** begin Supplied text **
Marriage in Love

     The last two days, I sat and looked at a computer screen, trying to think of an idea for a new blog post. Ha! Think, I can’t think, my brain tells me thinking hurts. I finally got it, I want to write about love and its common misconception with marriage. Society makes us feel like we must be married to be happy when some people are better off alone. Some people are better with themselves or need to be with themselves. There are usually three reasons why people get married. The first is religion. The second is family and the third is because they can’t be alone with themselves for more than an hour. I am being facetious, but you get my point, can’t be alone with themselves. So, let’s dive into it!

                Religion is a big thing around the world, here in the US it’s a huge thing in the southern states. I won’t go into too much about religion, but it seems to fuel a lot of people’s reactions and actions. Some people treat people a certain way because of it. Religion is controversial and even if I have faith and believe in God, the next person might not or be in another religion. I am not here to say which one is right or if any of them are right to begin with. I know in some cultures; marriage is something everyone does and if you don’t get married it is highly disgraceful. There are even cultures that have arranged marriages. An arranged marriage is where two people are forced to be married because of their families wishes. I think it may have to do with social status but didn’t research much about it. In my opinion, I think marriage and religion go hand in hand for obvious reasons, but I also think it should be ultimately up to the person if they want to be married or not. Marriage isn’t for everyone. That’s where family comes in, they typically help with the decisions to want to be married as well.
** end Supplied text **
** begin Source excerpt **
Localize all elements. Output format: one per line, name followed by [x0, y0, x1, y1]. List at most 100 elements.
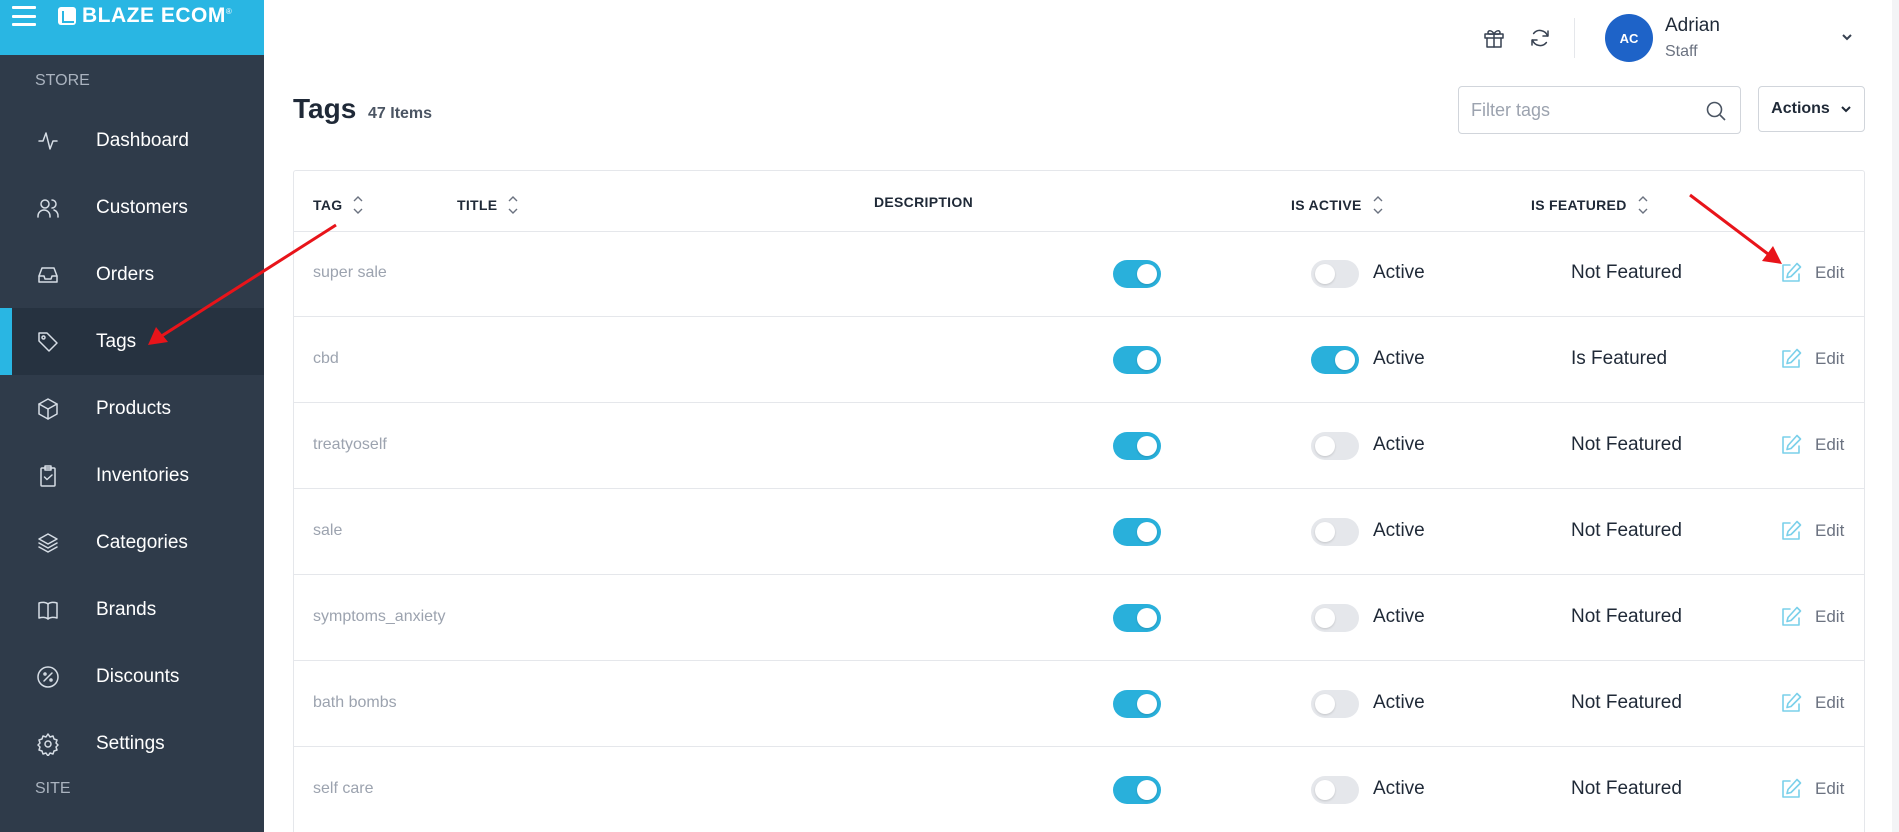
** end Source excerpt **
Using the blog post on marriage and love above, explain in one to three sentences why the two people in an arranged marriage end up married, and what the writer suspects this may be connected to.

In an arranged marriage, two people are forced to marry because of their families' wishes. The writer suspects this may have to do with social status but admits to not having researched it much.